==== DATA SHOWN

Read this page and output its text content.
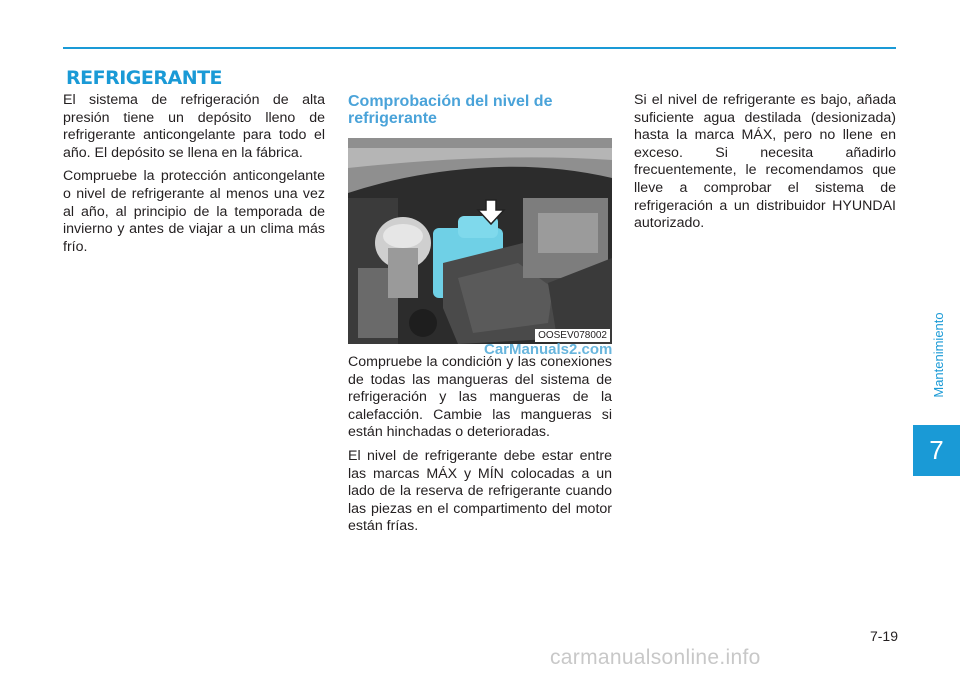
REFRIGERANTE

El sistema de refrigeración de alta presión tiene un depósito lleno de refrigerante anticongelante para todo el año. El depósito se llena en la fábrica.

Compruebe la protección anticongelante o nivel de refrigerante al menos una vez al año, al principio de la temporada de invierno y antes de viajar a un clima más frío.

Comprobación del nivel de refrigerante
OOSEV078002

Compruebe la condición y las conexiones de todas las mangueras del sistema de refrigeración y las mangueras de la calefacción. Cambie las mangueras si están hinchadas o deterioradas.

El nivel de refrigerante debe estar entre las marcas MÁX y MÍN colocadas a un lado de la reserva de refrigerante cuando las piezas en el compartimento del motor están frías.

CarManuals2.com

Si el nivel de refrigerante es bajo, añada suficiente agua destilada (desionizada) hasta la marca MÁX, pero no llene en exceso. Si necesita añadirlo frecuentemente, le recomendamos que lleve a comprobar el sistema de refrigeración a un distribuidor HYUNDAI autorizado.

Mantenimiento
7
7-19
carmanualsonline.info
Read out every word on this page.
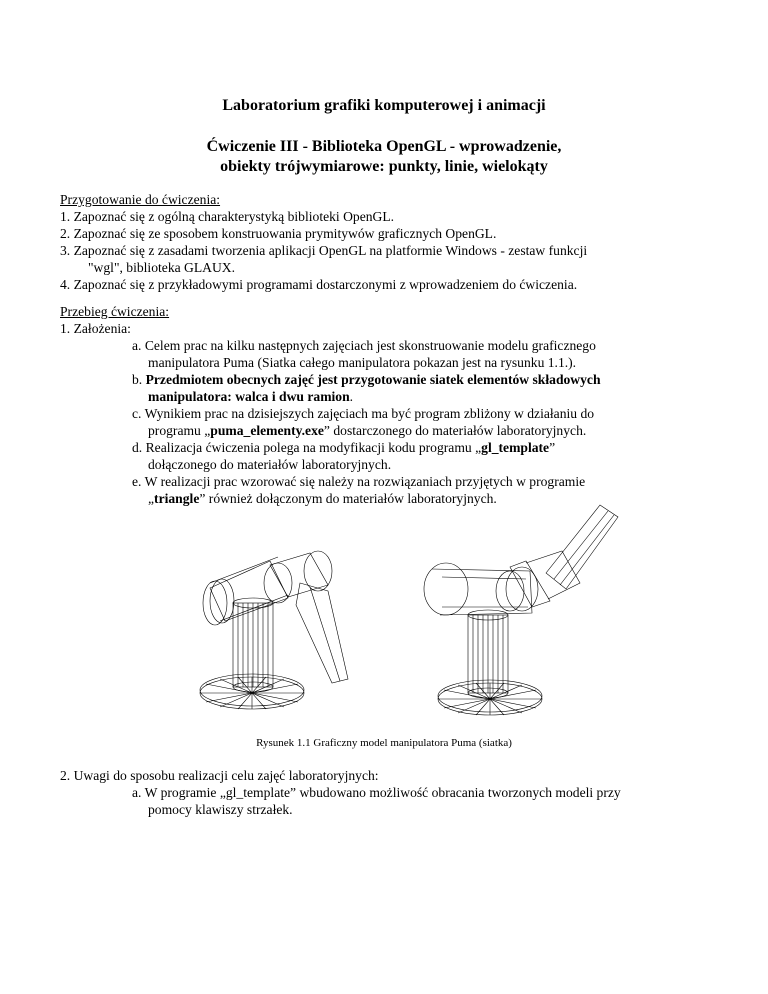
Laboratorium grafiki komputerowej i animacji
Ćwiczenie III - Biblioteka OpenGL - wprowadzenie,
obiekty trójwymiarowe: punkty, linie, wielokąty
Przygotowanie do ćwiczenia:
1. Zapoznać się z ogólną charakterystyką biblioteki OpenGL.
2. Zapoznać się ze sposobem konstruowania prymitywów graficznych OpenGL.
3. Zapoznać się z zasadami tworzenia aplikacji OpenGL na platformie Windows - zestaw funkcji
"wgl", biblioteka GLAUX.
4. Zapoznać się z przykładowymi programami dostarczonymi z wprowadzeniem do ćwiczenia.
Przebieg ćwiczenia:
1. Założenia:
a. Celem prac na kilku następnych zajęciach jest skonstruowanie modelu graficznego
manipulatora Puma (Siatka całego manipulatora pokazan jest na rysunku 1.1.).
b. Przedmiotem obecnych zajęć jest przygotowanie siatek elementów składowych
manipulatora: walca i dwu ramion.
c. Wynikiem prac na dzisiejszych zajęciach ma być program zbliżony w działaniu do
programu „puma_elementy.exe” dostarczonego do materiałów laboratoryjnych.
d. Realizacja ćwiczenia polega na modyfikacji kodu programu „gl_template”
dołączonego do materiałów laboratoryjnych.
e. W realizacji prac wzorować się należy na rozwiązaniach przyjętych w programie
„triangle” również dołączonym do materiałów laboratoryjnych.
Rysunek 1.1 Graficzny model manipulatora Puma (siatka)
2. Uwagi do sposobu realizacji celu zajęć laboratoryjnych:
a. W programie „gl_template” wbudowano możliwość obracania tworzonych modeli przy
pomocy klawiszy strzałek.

========

PROBLEM DESCRIPTION —
Across the records above, count the lines holding "prac" and reply with that number alone.

SOLUTION —
3